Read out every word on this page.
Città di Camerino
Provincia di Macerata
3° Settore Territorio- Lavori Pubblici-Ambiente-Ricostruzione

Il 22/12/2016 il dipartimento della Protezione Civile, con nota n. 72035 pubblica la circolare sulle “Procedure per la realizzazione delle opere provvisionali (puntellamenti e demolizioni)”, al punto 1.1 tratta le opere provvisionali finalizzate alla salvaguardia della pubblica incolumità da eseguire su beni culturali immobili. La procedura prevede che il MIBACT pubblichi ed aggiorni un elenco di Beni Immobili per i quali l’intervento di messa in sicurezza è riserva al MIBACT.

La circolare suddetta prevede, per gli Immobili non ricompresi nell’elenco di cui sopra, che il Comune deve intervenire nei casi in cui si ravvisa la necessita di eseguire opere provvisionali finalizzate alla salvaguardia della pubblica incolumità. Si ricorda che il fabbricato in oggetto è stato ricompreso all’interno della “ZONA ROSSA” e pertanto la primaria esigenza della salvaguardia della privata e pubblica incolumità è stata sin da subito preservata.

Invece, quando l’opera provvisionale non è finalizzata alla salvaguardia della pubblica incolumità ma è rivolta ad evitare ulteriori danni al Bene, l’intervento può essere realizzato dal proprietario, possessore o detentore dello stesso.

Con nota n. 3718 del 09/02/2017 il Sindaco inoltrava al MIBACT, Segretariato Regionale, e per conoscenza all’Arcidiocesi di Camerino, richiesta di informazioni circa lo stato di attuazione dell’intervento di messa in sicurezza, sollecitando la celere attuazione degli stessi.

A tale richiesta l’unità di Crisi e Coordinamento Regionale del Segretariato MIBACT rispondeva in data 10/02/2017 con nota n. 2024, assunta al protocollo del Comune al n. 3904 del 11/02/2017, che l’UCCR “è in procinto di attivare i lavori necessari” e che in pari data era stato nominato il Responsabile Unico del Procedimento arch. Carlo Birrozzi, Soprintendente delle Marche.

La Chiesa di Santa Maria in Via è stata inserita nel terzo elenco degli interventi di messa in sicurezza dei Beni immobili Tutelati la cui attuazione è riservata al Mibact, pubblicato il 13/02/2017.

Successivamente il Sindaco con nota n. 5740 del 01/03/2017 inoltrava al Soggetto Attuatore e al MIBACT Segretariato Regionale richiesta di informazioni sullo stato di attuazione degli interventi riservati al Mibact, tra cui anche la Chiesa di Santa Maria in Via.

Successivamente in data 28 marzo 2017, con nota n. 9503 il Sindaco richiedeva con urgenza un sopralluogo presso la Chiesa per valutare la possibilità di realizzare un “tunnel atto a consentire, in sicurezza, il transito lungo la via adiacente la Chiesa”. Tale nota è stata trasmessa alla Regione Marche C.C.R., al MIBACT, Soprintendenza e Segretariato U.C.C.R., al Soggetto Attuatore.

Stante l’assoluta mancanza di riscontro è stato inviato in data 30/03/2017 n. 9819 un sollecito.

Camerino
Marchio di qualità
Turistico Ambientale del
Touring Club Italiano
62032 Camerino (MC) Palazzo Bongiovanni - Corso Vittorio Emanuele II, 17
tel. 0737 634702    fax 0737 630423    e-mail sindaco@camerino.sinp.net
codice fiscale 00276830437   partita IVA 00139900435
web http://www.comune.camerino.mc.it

+ + + +

### The exercise
Copy every line exactly. Leave nothing out.

### Solved problem
Read out every word on this page.
Città di Camerino
Provincia di Macerata
3° Settore Territorio- Lavori Pubblici-Ambiente-Ricostruzione

Il 22/12/2016 il dipartimento della Protezione Civile, con nota n. 72035 pubblica la circolare sulle “Procedure per la realizzazione delle opere provvisionali (puntellamenti e demolizioni)”, al punto 1.1 tratta le opere provvisionali finalizzate alla salvaguardia della pubblica incolumità da eseguire su beni culturali immobili. La procedura prevede che il MIBACT pubblichi ed aggiorni un elenco di Beni Immobili per i quali l’intervento di messa in sicurezza è riserva al MIBACT.

La circolare suddetta prevede, per gli Immobili non ricompresi nell’elenco di cui sopra, che il Comune deve intervenire nei casi in cui si ravvisa la necessita di eseguire opere provvisionali finalizzate alla salvaguardia della pubblica incolumità. Si ricorda che il fabbricato in oggetto è stato ricompreso all’interno della “ZONA ROSSA” e pertanto la primaria esigenza della salvaguardia della privata e pubblica incolumità è stata sin da subito preservata.

Invece, quando l’opera provvisionale non è finalizzata alla salvaguardia della pubblica incolumità ma è rivolta ad evitare ulteriori danni al Bene, l’intervento può essere realizzato dal proprietario, possessore o detentore dello stesso.

Con nota n. 3718 del 09/02/2017 il Sindaco inoltrava al MIBACT, Segretariato Regionale, e per conoscenza all’Arcidiocesi di Camerino, richiesta di informazioni circa lo stato di attuazione dell’intervento di messa in sicurezza, sollecitando la celere attuazione degli stessi.

A tale richiesta l’unità di Crisi e Coordinamento Regionale del Segretariato MIBACT rispondeva in data 10/02/2017 con nota n. 2024, assunta al protocollo del Comune al n. 3904 del 11/02/2017, che l’UCCR “è in procinto di attivare i lavori necessari” e che in pari data era stato nominato il Responsabile Unico del Procedimento arch. Carlo Birrozzi, Soprintendente delle Marche.

La Chiesa di Santa Maria in Via è stata inserita nel terzo elenco degli interventi di messa in sicurezza dei Beni immobili Tutelati la cui attuazione è riservata al Mibact, pubblicato il 13/02/2017.

Successivamente il Sindaco con nota n. 5740 del 01/03/2017 inoltrava al Soggetto Attuatore e al MIBACT Segretariato Regionale richiesta di informazioni sullo stato di attuazione degli interventi riservati al Mibact, tra cui anche la Chiesa di Santa Maria in Via.

Successivamente in data 28 marzo 2017, con nota n. 9503 il Sindaco richiedeva con urgenza un sopralluogo presso la Chiesa per valutare la possibilità di realizzare un “tunnel atto a consentire, in sicurezza, il transito lungo la via adiacente la Chiesa”. Tale nota è stata trasmessa alla Regione Marche C.C.R., al MIBACT, Soprintendenza e Segretariato U.C.C.R., al Soggetto Attuatore.

Stante l’assoluta mancanza di riscontro è stato inviato in data 30/03/2017 n. 9819 un sollecito.

Camerino
Marchio di qualità
Turistico Ambientale del
Touring Club Italiano
62032 Camerino (MC) Palazzo Bongiovanni - Corso Vittorio Emanuele II, 17
tel. 0737 634702    fax 0737 630423    e-mail sindaco@camerino.sinp.net
codice fiscale 00276830437   partita IVA 00139900435
web http://www.comune.camerino.mc.it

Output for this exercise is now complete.